_EXERCISE_.
Starting at the line that contains "What does this", write out every line through the last one in the records below, word for word. Leave out any pictures.

_SOURCE MATERIAL_.
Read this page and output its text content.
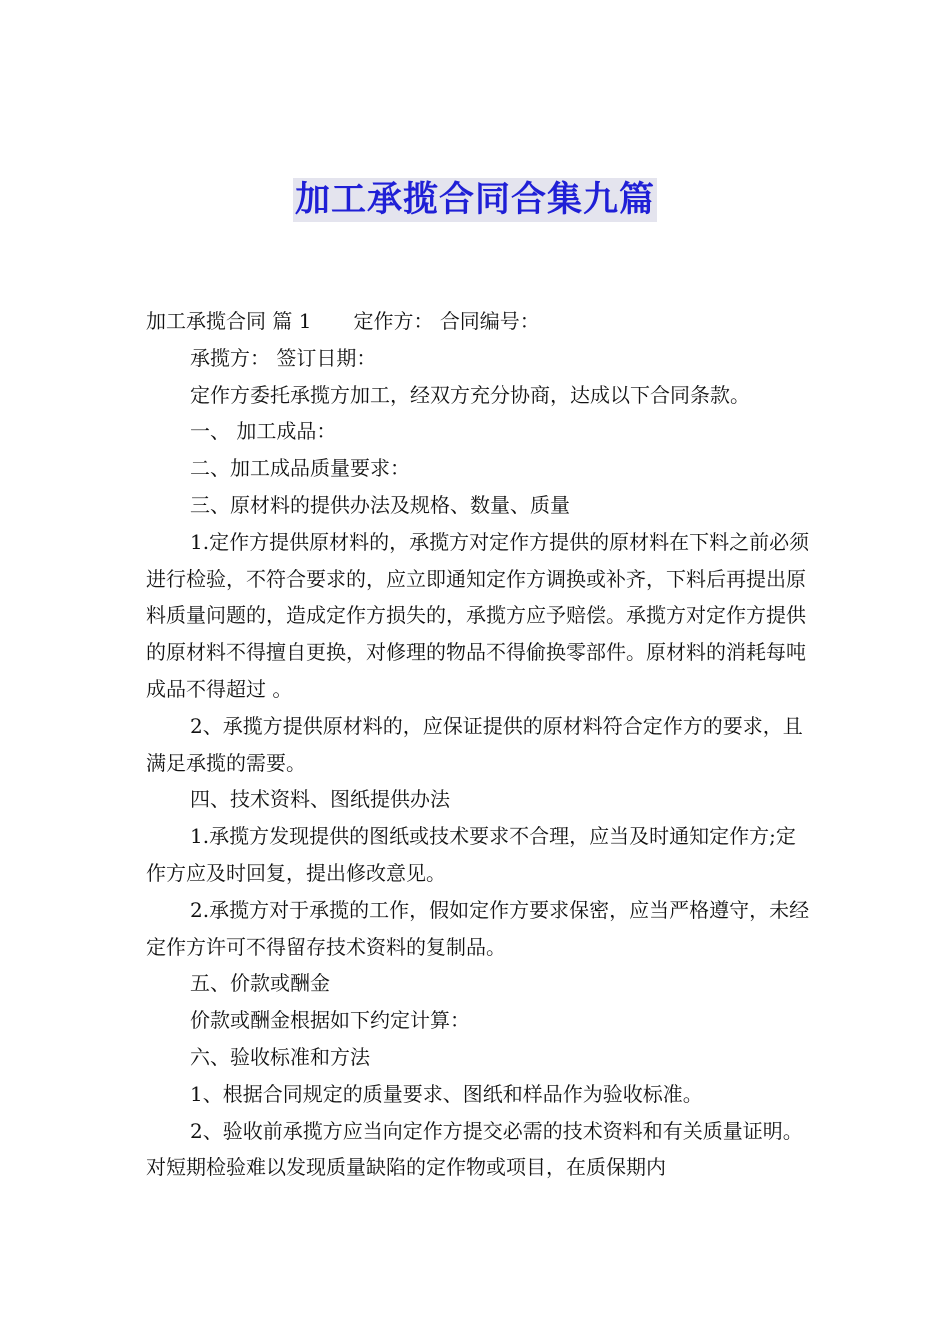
加工承揽合同合集九篇

加工承揽合同 篇 1 定作方： 合同编号：

承揽方： 签订日期：

定作方委托承揽方加工，经双方充分协商，达成以下合同条款。

一、 加工成品：

二、加工成品质量要求：

三、原材料的提供办法及规格、数量、质量

1.定作方提供原材料的，承揽方对定作方提供的原材料在下料之前必须进行检验，不符合要求的，应立即通知定作方调换或补齐，下料后再提出原料质量问题的，造成定作方损失的，承揽方应予赔偿。承揽方对定作方提供的原材料不得擅自更换，对修理的物品不得偷换零部件。原材料的消耗每吨成品不得超过 。

2、承揽方提供原材料的，应保证提供的原材料符合定作方的要求，且满足承揽的需要。

四、技术资料、图纸提供办法

1.承揽方发现提供的图纸或技术要求不合理，应当及时通知定作方;定作方应及时回复，提出修改意见。

2.承揽方对于承揽的工作，假如定作方要求保密，应当严格遵守，未经定作方许可不得留存技术资料的复制品。

五、价款或酬金

价款或酬金根据如下约定计算：

六、验收标准和方法

1、根据合同规定的质量要求、图纸和样品作为验收标准。

2、验收前承揽方应当向定作方提交必需的技术资料和有关质量证明。对短期检验难以发现质量缺陷的定作物或项目，在质保期内
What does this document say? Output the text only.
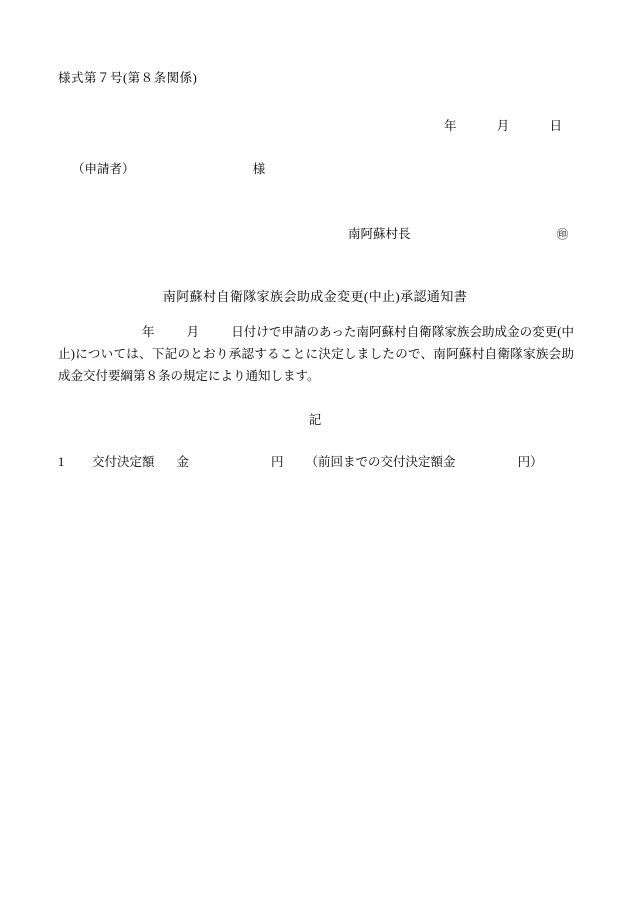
様式第７号(第８条関係)
年	月	日
（申請者）	様
南阿蘇村長	㊞
南阿蘇村自衛隊家族会助成金変更(中止)承認通知書
年	月	日付けで申請のあった南阿蘇村自衛隊家族会助成金の変更(中止)については、下記のとおり承認することに決定しましたので、南阿蘇村自衛隊家族会助成金交付要綱第８条の規定により通知します。
記
1 交付決定額 金	円 （前回までの交付決定額金	円）
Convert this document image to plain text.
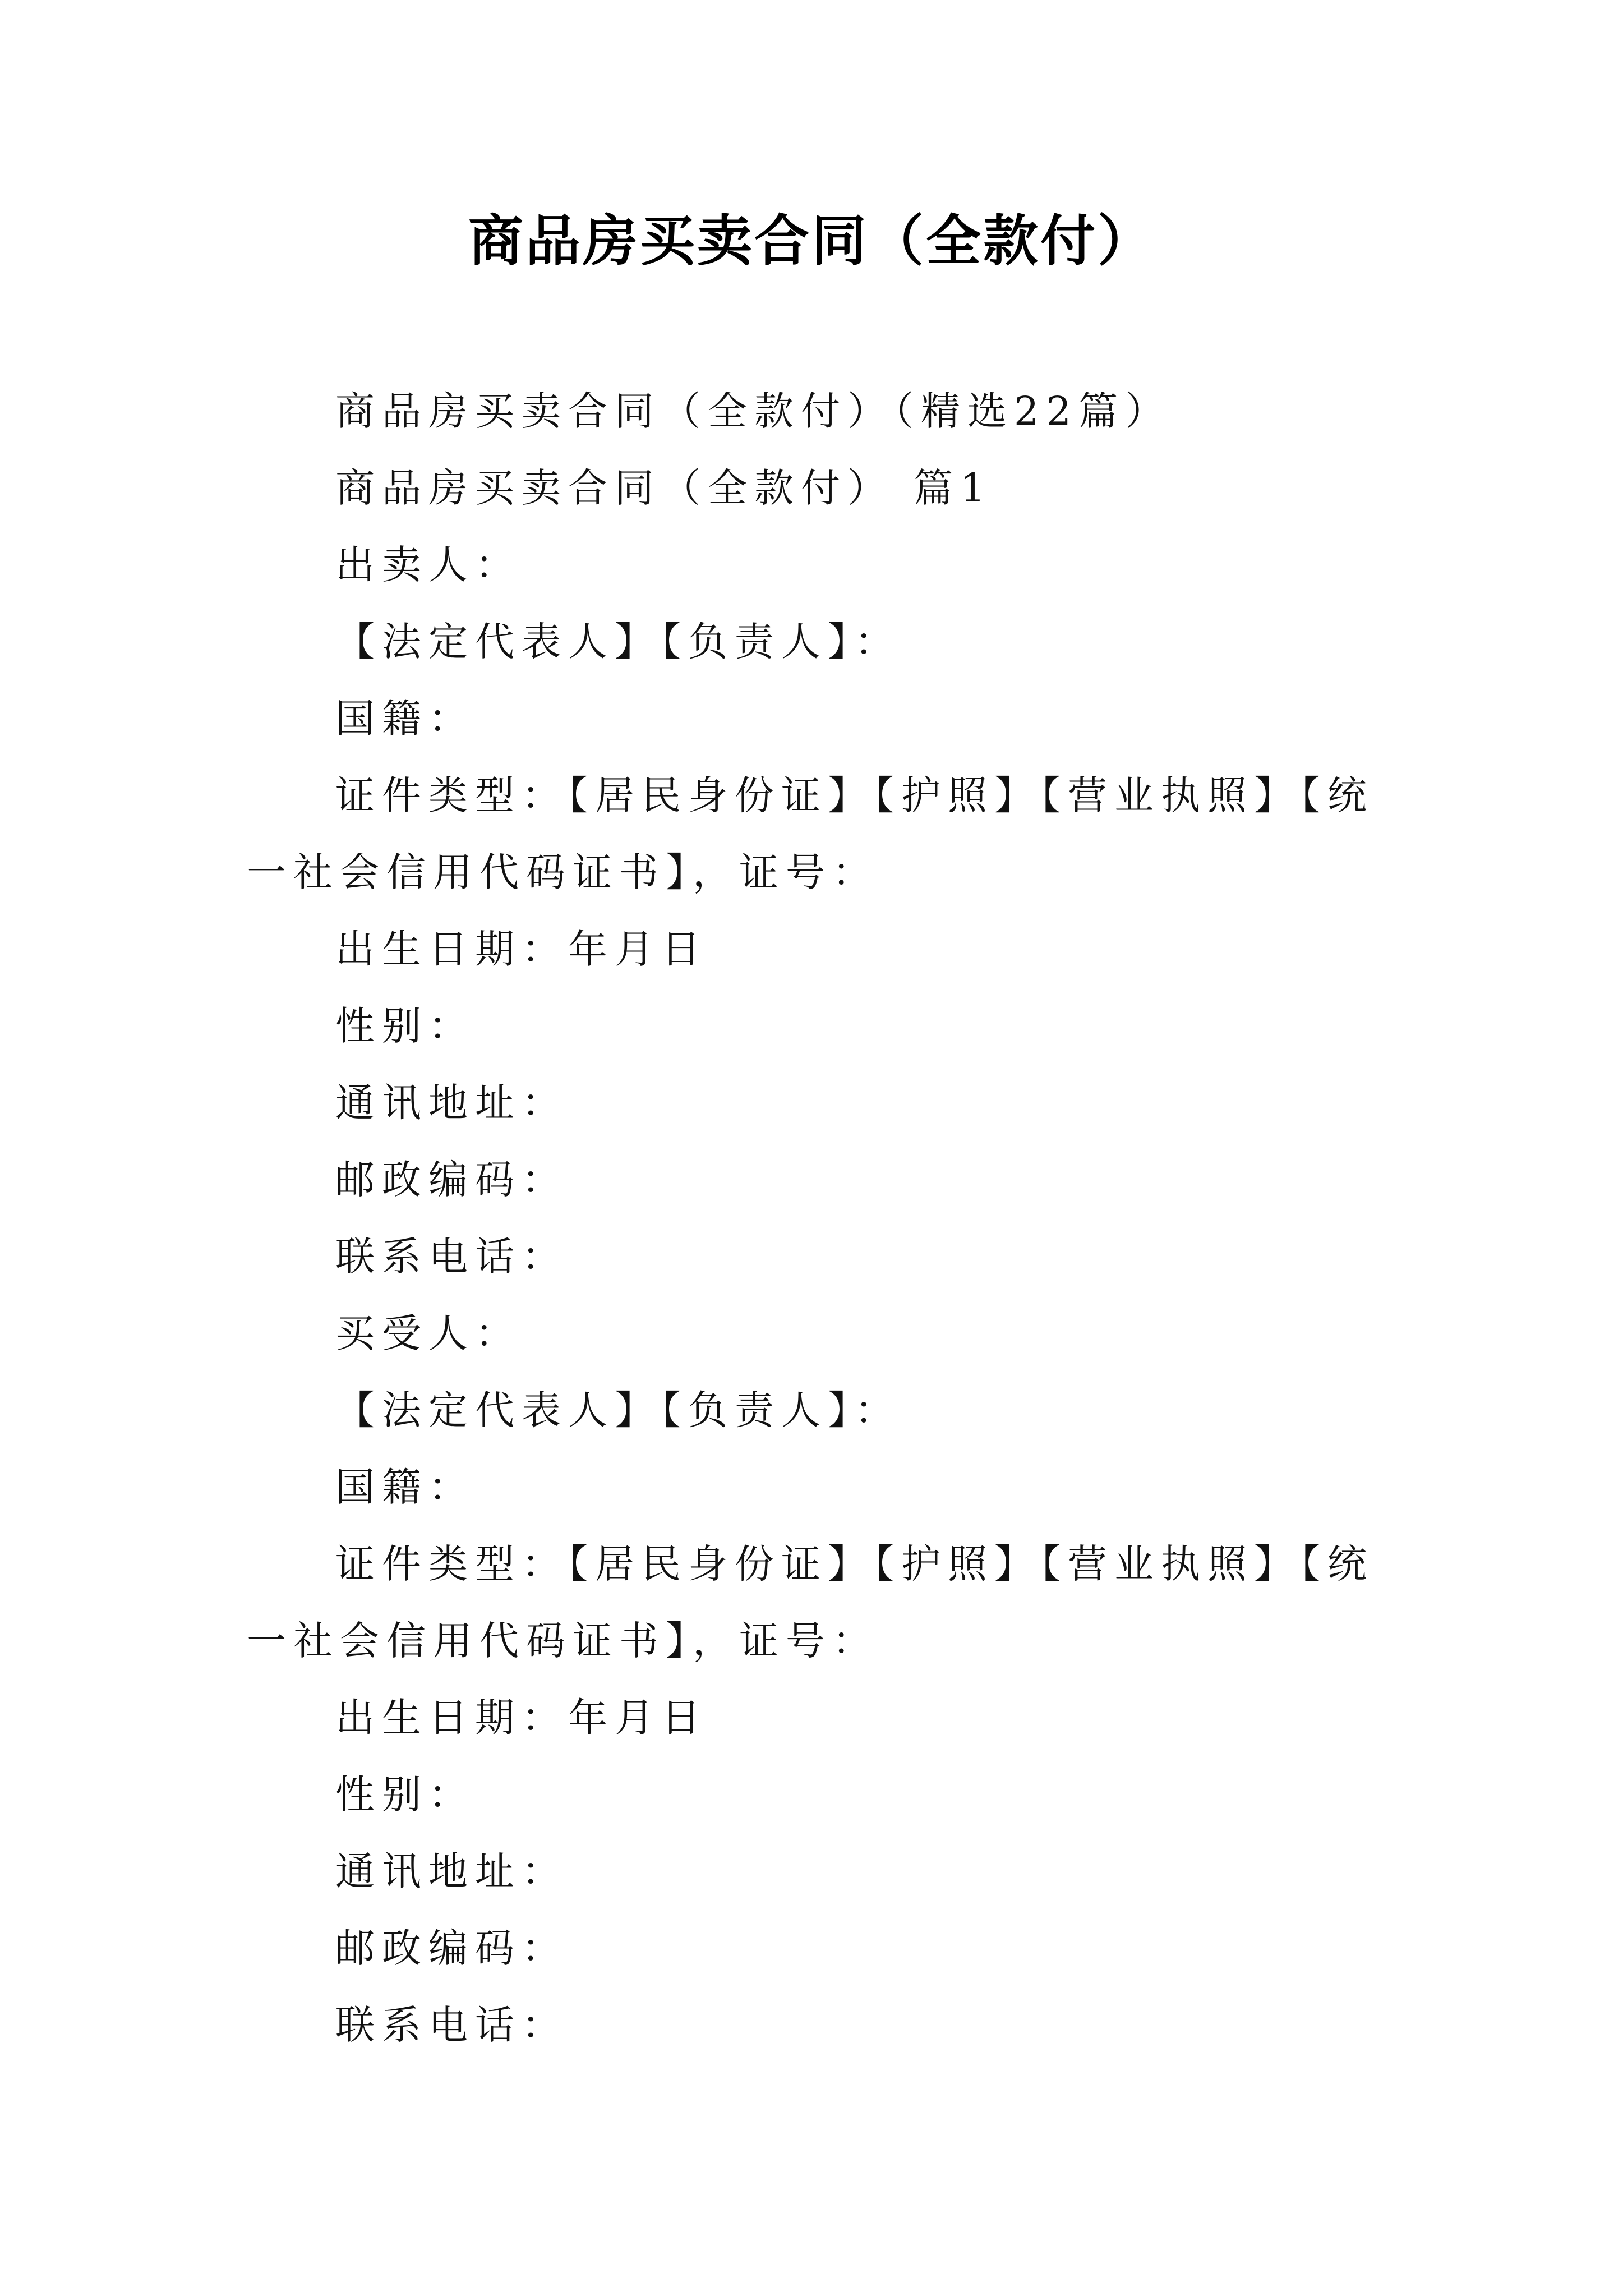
商品房买卖合同（全款付）

商品房买卖合同（全款付）（精选22篇）

商品房买卖合同（全款付） 篇1

出卖人：

【法定代表人】【负责人】：

国籍：

证件类型：【居民身份证】【护照】【营业执照】【统一社会信用代码证书】，证号：

出生日期：年月日

性别：

通讯地址：

邮政编码：

联系电话：

买受人：

【法定代表人】【负责人】：

国籍：

证件类型：【居民身份证】【护照】【营业执照】【统一社会信用代码证书】，证号：

出生日期：年月日

性别：

通讯地址：

邮政编码：

联系电话：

_RESULT OF THE TASK_.
What does this document say? Output the text only.
様式第７号(第８条関係)
年	月	日
（申請者）	様
南阿蘇村長	㊞
南阿蘇村自衛隊家族会助成金変更(中止)承認通知書
年	月	日付けで申請のあった南阿蘇村自衛隊家族会助成金の変更(中止)については、下記のとおり承認することに決定しましたので、南阿蘇村自衛隊家族会助成金交付要綱第８条の規定により通知します。
記
1 交付決定額 金	円 （前回までの交付決定額金	円）
Convert this document image to plain text.
商品房买卖合同（全款付）

商品房买卖合同（全款付）（精选22篇）

商品房买卖合同（全款付） 篇1

出卖人：

【法定代表人】【负责人】：

国籍：

证件类型：【居民身份证】【护照】【营业执照】【统一社会信用代码证书】，证号：

出生日期：年月日

性别：

通讯地址：

邮政编码：

联系电话：

买受人：

【法定代表人】【负责人】：

国籍：

证件类型：【居民身份证】【护照】【营业执照】【统一社会信用代码证书】，证号：

出生日期：年月日

性别：

通讯地址：

邮政编码：

联系电话：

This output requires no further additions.